▶ SET EXERCISE: Exclude images, then output the remaining data verbatim.
#### DATA PROVIDED ####
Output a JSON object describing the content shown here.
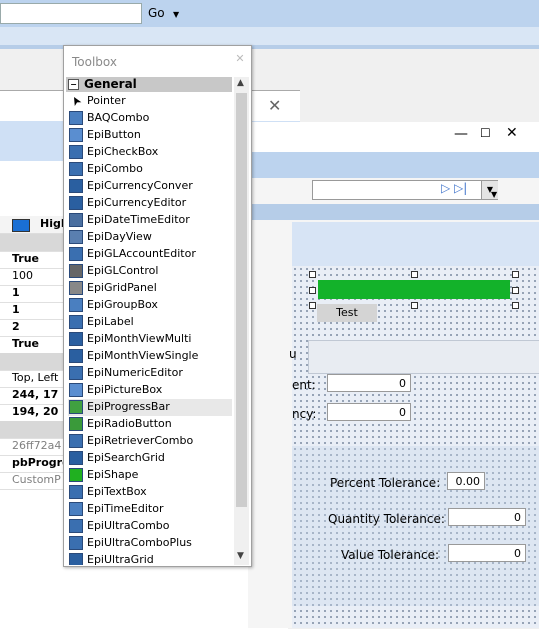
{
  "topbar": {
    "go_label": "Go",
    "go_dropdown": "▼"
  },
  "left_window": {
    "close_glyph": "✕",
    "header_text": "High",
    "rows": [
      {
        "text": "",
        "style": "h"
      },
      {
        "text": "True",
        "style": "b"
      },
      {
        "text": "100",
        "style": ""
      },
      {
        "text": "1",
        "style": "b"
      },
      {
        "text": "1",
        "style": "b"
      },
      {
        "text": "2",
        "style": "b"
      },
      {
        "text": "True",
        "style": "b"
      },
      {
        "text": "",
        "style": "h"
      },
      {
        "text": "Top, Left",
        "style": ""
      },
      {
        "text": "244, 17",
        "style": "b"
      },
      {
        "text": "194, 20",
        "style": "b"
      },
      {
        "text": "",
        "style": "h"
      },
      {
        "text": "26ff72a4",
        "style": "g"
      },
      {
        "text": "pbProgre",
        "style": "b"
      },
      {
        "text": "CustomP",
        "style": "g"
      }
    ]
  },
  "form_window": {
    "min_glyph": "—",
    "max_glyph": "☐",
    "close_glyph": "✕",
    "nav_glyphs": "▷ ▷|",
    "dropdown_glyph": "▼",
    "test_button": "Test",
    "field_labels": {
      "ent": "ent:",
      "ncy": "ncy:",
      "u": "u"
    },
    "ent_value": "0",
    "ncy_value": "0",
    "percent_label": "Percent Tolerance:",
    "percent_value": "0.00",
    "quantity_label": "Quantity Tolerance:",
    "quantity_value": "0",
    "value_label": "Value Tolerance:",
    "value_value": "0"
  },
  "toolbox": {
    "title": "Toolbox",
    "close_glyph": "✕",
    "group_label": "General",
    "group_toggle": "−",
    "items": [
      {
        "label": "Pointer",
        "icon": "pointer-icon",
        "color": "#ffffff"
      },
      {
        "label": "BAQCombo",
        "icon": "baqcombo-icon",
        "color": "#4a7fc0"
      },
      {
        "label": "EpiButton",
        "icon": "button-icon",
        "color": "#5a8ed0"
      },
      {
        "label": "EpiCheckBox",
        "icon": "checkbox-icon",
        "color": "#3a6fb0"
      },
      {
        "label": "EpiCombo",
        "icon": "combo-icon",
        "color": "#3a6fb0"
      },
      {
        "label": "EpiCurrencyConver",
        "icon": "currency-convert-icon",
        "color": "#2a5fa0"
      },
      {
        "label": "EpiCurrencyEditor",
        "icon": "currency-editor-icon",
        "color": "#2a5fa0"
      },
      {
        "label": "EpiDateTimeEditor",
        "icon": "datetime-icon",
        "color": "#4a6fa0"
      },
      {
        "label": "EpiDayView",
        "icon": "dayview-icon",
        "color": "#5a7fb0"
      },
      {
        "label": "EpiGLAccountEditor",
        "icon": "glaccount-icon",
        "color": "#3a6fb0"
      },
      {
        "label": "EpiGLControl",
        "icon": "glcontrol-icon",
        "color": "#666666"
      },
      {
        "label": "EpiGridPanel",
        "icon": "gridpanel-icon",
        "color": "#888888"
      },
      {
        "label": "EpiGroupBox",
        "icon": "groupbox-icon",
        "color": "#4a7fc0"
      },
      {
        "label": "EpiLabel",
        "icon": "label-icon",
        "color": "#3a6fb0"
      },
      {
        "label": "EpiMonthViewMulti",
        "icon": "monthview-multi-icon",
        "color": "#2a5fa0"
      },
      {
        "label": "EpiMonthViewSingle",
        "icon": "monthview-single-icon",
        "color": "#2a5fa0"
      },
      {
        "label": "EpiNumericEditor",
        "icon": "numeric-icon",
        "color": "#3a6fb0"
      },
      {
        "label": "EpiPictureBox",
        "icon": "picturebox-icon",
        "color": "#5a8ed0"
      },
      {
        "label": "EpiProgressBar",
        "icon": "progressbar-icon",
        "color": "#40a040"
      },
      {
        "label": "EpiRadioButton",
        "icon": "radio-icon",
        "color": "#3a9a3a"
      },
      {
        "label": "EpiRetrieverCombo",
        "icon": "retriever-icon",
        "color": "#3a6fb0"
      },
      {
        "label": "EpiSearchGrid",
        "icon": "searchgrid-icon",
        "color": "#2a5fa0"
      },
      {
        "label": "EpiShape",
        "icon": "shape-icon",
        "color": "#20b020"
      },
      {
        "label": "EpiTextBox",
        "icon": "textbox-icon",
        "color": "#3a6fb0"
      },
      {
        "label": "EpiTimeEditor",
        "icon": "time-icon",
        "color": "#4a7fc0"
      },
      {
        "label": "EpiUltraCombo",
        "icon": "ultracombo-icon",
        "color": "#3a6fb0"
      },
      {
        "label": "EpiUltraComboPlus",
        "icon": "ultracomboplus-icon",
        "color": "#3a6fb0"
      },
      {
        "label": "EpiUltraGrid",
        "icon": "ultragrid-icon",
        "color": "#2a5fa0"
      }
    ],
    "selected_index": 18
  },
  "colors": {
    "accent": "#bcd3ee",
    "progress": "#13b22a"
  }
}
####
▶ TASK OUTPUT:
Output a JSON object describing the content shown here.
{
  "topbar": {
    "go_label": "Go",
    "go_dropdown": "▼"
  },
  "left_window": {
    "close_glyph": "✕",
    "header_text": "High",
    "rows": [
      {
        "text": "",
        "style": "h"
      },
      {
        "text": "True",
        "style": "b"
      },
      {
        "text": "100",
        "style": ""
      },
      {
        "text": "1",
        "style": "b"
      },
      {
        "text": "1",
        "style": "b"
      },
      {
        "text": "2",
        "style": "b"
      },
      {
        "text": "True",
        "style": "b"
      },
      {
        "text": "",
        "style": "h"
      },
      {
        "text": "Top, Left",
        "style": ""
      },
      {
        "text": "244, 17",
        "style": "b"
      },
      {
        "text": "194, 20",
        "style": "b"
      },
      {
        "text": "",
        "style": "h"
      },
      {
        "text": "26ff72a4",
        "style": "g"
      },
      {
        "text": "pbProgre",
        "style": "b"
      },
      {
        "text": "CustomP",
        "style": "g"
      }
    ]
  },
  "form_window": {
    "min_glyph": "—",
    "max_glyph": "☐",
    "close_glyph": "✕",
    "nav_glyphs": "▷ ▷|",
    "dropdown_glyph": "▼",
    "test_button": "Test",
    "field_labels": {
      "ent": "ent:",
      "ncy": "ncy:",
      "u": "u"
    },
    "ent_value": "0",
    "ncy_value": "0",
    "percent_label": "Percent Tolerance:",
    "percent_value": "0.00",
    "quantity_label": "Quantity Tolerance:",
    "quantity_value": "0",
    "value_label": "Value Tolerance:",
    "value_value": "0"
  },
  "toolbox": {
    "title": "Toolbox",
    "close_glyph": "✕",
    "group_label": "General",
    "group_toggle": "−",
    "items": [
      {
        "label": "Pointer",
        "icon": "pointer-icon",
        "color": "#ffffff"
      },
      {
        "label": "BAQCombo",
        "icon": "baqcombo-icon",
        "color": "#4a7fc0"
      },
      {
        "label": "EpiButton",
        "icon": "button-icon",
        "color": "#5a8ed0"
      },
      {
        "label": "EpiCheckBox",
        "icon": "checkbox-icon",
        "color": "#3a6fb0"
      },
      {
        "label": "EpiCombo",
        "icon": "combo-icon",
        "color": "#3a6fb0"
      },
      {
        "label": "EpiCurrencyConver",
        "icon": "currency-convert-icon",
        "color": "#2a5fa0"
      },
      {
        "label": "EpiCurrencyEditor",
        "icon": "currency-editor-icon",
        "color": "#2a5fa0"
      },
      {
        "label": "EpiDateTimeEditor",
        "icon": "datetime-icon",
        "color": "#4a6fa0"
      },
      {
        "label": "EpiDayView",
        "icon": "dayview-icon",
        "color": "#5a7fb0"
      },
      {
        "label": "EpiGLAccountEditor",
        "icon": "glaccount-icon",
        "color": "#3a6fb0"
      },
      {
        "label": "EpiGLControl",
        "icon": "glcontrol-icon",
        "color": "#666666"
      },
      {
        "label": "EpiGridPanel",
        "icon": "gridpanel-icon",
        "color": "#888888"
      },
      {
        "label": "EpiGroupBox",
        "icon": "groupbox-icon",
        "color": "#4a7fc0"
      },
      {
        "label": "EpiLabel",
        "icon": "label-icon",
        "color": "#3a6fb0"
      },
      {
        "label": "EpiMonthViewMulti",
        "icon": "monthview-multi-icon",
        "color": "#2a5fa0"
      },
      {
        "label": "EpiMonthViewSingle",
        "icon": "monthview-single-icon",
        "color": "#2a5fa0"
      },
      {
        "label": "EpiNumericEditor",
        "icon": "numeric-icon",
        "color": "#3a6fb0"
      },
      {
        "label": "EpiPictureBox",
        "icon": "picturebox-icon",
        "color": "#5a8ed0"
      },
      {
        "label": "EpiProgressBar",
        "icon": "progressbar-icon",
        "color": "#40a040"
      },
      {
        "label": "EpiRadioButton",
        "icon": "radio-icon",
        "color": "#3a9a3a"
      },
      {
        "label": "EpiRetrieverCombo",
        "icon": "retriever-icon",
        "color": "#3a6fb0"
      },
      {
        "label": "EpiSearchGrid",
        "icon": "searchgrid-icon",
        "color": "#2a5fa0"
      },
      {
        "label": "EpiShape",
        "icon": "shape-icon",
        "color": "#20b020"
      },
      {
        "label": "EpiTextBox",
        "icon": "textbox-icon",
        "color": "#3a6fb0"
      },
      {
        "label": "EpiTimeEditor",
        "icon": "time-icon",
        "color": "#4a7fc0"
      },
      {
        "label": "EpiUltraCombo",
        "icon": "ultracombo-icon",
        "color": "#3a6fb0"
      },
      {
        "label": "EpiUltraComboPlus",
        "icon": "ultracomboplus-icon",
        "color": "#3a6fb0"
      },
      {
        "label": "EpiUltraGrid",
        "icon": "ultragrid-icon",
        "color": "#2a5fa0"
      }
    ],
    "selected_index": 18
  },
  "colors": {
    "accent": "#bcd3ee",
    "progress": "#13b22a"
  }
}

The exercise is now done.